═══ GIVEN DATA ═══
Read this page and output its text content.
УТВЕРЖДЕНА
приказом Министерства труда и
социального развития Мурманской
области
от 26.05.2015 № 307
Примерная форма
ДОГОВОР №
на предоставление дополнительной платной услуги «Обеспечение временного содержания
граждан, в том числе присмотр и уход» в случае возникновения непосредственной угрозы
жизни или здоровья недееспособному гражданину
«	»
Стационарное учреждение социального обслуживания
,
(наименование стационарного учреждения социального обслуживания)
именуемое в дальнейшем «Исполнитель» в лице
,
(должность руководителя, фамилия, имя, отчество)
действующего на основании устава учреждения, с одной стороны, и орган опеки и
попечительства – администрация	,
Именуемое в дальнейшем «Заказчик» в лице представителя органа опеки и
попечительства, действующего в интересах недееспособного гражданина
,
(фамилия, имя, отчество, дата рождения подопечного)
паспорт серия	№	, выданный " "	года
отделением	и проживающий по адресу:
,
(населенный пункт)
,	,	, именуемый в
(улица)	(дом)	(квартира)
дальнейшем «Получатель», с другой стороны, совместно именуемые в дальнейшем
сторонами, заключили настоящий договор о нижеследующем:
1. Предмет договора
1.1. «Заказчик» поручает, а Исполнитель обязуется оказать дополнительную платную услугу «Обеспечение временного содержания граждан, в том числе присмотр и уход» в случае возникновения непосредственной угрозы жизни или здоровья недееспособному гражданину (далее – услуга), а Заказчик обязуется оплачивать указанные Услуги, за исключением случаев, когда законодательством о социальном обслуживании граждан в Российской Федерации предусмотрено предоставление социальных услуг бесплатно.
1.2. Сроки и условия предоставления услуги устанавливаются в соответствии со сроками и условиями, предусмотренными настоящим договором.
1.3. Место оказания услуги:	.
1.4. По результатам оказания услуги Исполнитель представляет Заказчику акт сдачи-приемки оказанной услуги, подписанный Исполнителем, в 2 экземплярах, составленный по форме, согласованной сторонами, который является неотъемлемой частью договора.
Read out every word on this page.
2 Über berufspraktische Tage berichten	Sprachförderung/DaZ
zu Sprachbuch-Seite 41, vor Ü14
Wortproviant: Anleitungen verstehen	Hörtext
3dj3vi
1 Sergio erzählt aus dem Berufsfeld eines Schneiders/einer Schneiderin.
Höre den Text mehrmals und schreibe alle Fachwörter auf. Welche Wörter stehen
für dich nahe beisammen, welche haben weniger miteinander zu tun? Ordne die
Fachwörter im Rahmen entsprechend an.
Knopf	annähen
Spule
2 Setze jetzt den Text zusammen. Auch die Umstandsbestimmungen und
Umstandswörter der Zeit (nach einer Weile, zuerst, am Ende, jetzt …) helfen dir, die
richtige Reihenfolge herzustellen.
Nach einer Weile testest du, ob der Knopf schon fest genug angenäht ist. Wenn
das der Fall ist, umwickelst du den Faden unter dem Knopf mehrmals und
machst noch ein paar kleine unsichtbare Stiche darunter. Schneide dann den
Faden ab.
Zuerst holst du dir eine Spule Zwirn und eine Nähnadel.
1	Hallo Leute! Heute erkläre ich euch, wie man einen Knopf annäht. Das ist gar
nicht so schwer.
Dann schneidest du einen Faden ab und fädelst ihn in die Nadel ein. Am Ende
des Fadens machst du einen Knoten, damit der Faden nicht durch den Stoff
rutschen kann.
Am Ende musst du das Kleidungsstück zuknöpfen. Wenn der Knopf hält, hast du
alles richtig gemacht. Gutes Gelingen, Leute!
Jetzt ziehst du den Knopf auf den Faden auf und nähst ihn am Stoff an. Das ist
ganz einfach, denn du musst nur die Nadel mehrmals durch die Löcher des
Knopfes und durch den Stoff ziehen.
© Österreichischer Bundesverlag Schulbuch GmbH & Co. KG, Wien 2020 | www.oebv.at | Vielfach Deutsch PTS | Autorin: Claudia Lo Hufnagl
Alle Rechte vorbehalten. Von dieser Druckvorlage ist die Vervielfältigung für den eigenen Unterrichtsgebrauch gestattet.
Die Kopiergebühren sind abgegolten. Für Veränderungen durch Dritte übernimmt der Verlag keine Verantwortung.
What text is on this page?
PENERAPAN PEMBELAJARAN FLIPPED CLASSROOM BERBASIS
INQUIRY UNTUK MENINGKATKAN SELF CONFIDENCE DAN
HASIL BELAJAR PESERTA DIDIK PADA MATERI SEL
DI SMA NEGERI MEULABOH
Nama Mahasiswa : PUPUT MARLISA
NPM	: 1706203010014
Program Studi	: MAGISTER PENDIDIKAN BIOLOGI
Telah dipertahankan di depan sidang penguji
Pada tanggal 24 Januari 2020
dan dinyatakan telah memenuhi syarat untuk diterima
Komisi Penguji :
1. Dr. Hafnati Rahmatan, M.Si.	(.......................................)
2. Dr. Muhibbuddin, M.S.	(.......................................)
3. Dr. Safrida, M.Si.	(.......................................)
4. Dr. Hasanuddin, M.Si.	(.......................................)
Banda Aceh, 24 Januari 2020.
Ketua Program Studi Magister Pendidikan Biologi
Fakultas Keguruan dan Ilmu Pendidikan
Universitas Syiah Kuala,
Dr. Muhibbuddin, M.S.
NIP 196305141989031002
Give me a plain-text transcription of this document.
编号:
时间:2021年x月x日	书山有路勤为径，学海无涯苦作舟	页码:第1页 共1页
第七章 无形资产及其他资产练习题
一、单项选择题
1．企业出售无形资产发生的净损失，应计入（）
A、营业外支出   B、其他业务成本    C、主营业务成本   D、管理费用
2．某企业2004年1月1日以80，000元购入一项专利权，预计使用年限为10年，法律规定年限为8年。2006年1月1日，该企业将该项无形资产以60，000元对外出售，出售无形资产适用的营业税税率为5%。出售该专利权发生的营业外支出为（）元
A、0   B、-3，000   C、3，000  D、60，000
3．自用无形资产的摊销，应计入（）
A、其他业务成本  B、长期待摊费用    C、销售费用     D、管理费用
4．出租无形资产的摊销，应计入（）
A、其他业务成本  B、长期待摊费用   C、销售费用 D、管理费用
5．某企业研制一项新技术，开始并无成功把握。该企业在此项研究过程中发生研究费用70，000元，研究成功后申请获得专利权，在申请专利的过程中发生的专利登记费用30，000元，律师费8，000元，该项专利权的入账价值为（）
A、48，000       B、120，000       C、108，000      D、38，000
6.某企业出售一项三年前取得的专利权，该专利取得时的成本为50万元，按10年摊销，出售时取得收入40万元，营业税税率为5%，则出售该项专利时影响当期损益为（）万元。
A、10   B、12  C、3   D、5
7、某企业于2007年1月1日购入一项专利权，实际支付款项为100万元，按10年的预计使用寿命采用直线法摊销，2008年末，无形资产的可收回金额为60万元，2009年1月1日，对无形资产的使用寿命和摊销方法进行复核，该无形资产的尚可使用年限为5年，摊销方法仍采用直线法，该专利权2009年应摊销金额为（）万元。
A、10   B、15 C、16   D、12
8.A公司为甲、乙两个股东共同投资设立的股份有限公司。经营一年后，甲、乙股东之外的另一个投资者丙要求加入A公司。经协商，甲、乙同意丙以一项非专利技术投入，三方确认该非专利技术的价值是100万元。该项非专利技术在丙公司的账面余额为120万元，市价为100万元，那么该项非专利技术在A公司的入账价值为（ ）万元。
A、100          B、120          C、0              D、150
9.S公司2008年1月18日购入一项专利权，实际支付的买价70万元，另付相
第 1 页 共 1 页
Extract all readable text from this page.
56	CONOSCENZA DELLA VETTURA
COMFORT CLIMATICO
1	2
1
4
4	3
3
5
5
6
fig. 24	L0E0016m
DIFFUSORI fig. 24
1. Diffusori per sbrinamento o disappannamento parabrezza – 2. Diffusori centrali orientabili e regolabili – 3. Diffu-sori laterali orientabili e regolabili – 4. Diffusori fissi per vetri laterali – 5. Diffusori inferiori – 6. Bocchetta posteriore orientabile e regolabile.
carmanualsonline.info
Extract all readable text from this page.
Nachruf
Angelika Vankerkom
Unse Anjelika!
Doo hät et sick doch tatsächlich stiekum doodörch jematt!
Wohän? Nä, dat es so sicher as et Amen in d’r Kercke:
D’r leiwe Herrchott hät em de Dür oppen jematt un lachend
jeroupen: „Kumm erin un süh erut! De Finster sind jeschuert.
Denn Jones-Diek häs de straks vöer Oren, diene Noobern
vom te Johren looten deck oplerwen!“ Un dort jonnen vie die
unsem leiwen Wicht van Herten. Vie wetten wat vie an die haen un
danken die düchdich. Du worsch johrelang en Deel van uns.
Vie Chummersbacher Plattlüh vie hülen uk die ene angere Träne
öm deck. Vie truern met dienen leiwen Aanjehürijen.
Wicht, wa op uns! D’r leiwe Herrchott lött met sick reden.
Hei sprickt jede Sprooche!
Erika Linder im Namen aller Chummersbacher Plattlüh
═══
Write the number of lines containing the word "уход" and nothing besides it.

2